» **Stored data**:
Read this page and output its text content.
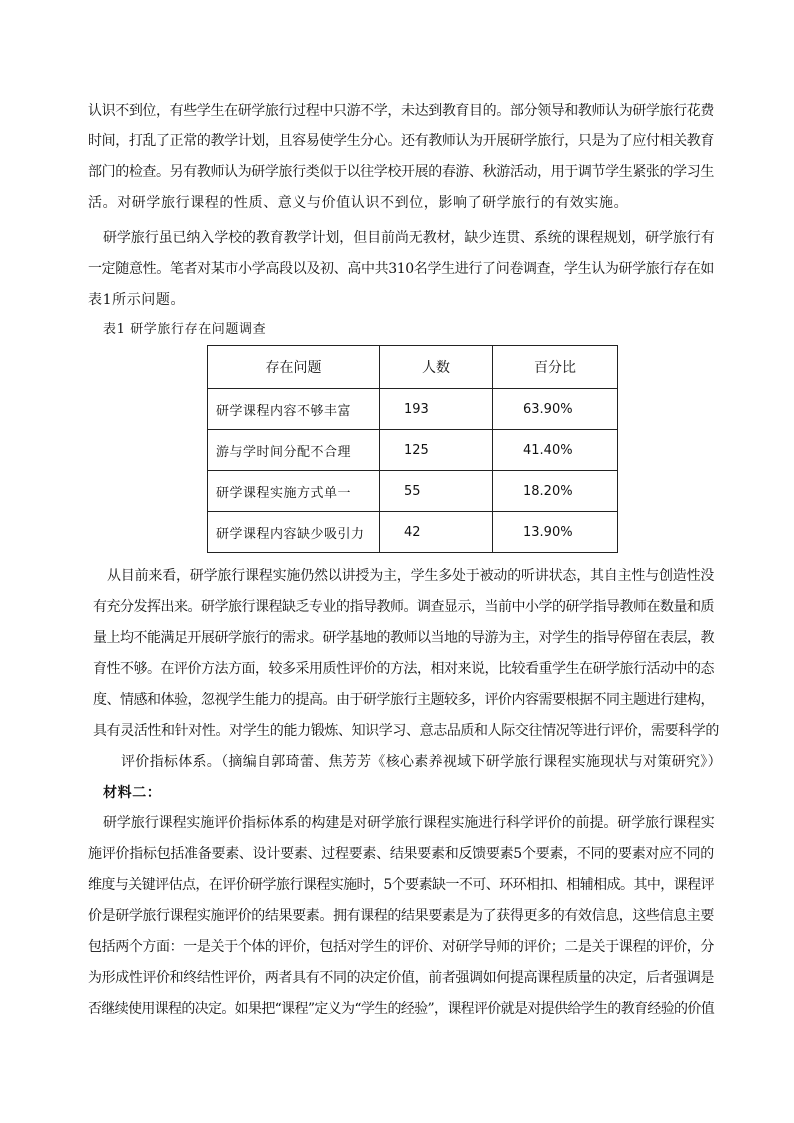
认识不到位，有些学生在研学旅行过程中只游不学，未达到教育目的。部分领导和教师认为研学旅行花费
时间，打乱了正常的教学计划，且容易使学生分心。还有教师认为开展研学旅行，只是为了应付相关教育
部门的检查。另有教师认为研学旅行类似于以往学校开展的春游、秋游活动，用于调节学生紧张的学习生
活。对研学旅行课程的性质、意义与价值认识不到位，影响了研学旅行的有效实施。
研学旅行虽已纳入学校的教育教学计划，但目前尚无教材，缺少连贯、系统的课程规划，研学旅行有
一定随意性。笔者对某市小学高段以及初、高中共310名学生进行了问卷调查，学生认为研学旅行存在如
表1所示问题。
表1 研学旅行存在问题调查
存在问题	人数	百分比
研学课程内容不够丰富	193	63.90%
游与学时间分配不合理	125	41.40%
研学课程实施方式单一	55	18.20%
研学课程内容缺少吸引力	42	13.90%
从目前来看，研学旅行课程实施仍然以讲授为主，学生多处于被动的听讲状态，其自主性与创造性没
有充分发挥出来。研学旅行课程缺乏专业的指导教师。调查显示，当前中小学的研学指导教师在数量和质
量上均不能满足开展研学旅行的需求。研学基地的教师以当地的导游为主，对学生的指导停留在表层，教
育性不够。在评价方法方面，较多采用质性评价的方法，相对来说，比较看重学生在研学旅行活动中的态
度、情感和体验，忽视学生能力的提高。由于研学旅行主题较多，评价内容需要根据不同主题进行建构，
具有灵活性和针对性。对学生的能力锻炼、知识学习、意志品质和人际交往情况等进行评价，需要科学的
评价指标体系。（摘编自郭琦蕾、焦芳芳《核心素养视域下研学旅行课程实施现状与对策研究》）
材料二：
研学旅行课程实施评价指标体系的构建是对研学旅行课程实施进行科学评价的前提。研学旅行课程实
施评价指标包括准备要素、设计要素、过程要素、结果要素和反馈要素5个要素，不同的要素对应不同的
维度与关键评估点，在评价研学旅行课程实施时，5个要素缺一不可、环环相扣、相辅相成。其中，课程评
价是研学旅行课程实施评价的结果要素。拥有课程的结果要素是为了获得更多的有效信息，这些信息主要
包括两个方面：一是关于个体的评价，包括对学生的评价、对研学导师的评价；二是关于课程的评价，分
为形成性评价和终结性评价，两者具有不同的决定价值，前者强调如何提高课程质量的决定，后者强调是
否继续使用课程的决定。如果把“课程”定义为“学生的经验”，课程评价就是对提供给学生的教育经验的价值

» **Written problem**: Omit every picture while copying the listing above exactly.

» **Task answer**:
Read this page and output its text content.
认识不到位，有些学生在研学旅行过程中只游不学，未达到教育目的。部分领导和教师认为研学旅行花费
时间，打乱了正常的教学计划，且容易使学生分心。还有教师认为开展研学旅行，只是为了应付相关教育
部门的检查。另有教师认为研学旅行类似于以往学校开展的春游、秋游活动，用于调节学生紧张的学习生
活。对研学旅行课程的性质、意义与价值认识不到位，影响了研学旅行的有效实施。
研学旅行虽已纳入学校的教育教学计划，但目前尚无教材，缺少连贯、系统的课程规划，研学旅行有
一定随意性。笔者对某市小学高段以及初、高中共310名学生进行了问卷调查，学生认为研学旅行存在如
表1所示问题。
表1 研学旅行存在问题调查
存在问题	人数	百分比
研学课程内容不够丰富	193	63.90%
游与学时间分配不合理	125	41.40%
研学课程实施方式单一	55	18.20%
研学课程内容缺少吸引力	42	13.90%
从目前来看，研学旅行课程实施仍然以讲授为主，学生多处于被动的听讲状态，其自主性与创造性没
有充分发挥出来。研学旅行课程缺乏专业的指导教师。调查显示，当前中小学的研学指导教师在数量和质
量上均不能满足开展研学旅行的需求。研学基地的教师以当地的导游为主，对学生的指导停留在表层，教
育性不够。在评价方法方面，较多采用质性评价的方法，相对来说，比较看重学生在研学旅行活动中的态
度、情感和体验，忽视学生能力的提高。由于研学旅行主题较多，评价内容需要根据不同主题进行建构，
具有灵活性和针对性。对学生的能力锻炼、知识学习、意志品质和人际交往情况等进行评价，需要科学的
评价指标体系。（摘编自郭琦蕾、焦芳芳《核心素养视域下研学旅行课程实施现状与对策研究》）
材料二：
研学旅行课程实施评价指标体系的构建是对研学旅行课程实施进行科学评价的前提。研学旅行课程实
施评价指标包括准备要素、设计要素、过程要素、结果要素和反馈要素5个要素，不同的要素对应不同的
维度与关键评估点，在评价研学旅行课程实施时，5个要素缺一不可、环环相扣、相辅相成。其中，课程评
价是研学旅行课程实施评价的结果要素。拥有课程的结果要素是为了获得更多的有效信息，这些信息主要
包括两个方面：一是关于个体的评价，包括对学生的评价、对研学导师的评价；二是关于课程的评价，分
为形成性评价和终结性评价，两者具有不同的决定价值，前者强调如何提高课程质量的决定，后者强调是
否继续使用课程的决定。如果把“课程”定义为“学生的经验”，课程评价就是对提供给学生的教育经验的价值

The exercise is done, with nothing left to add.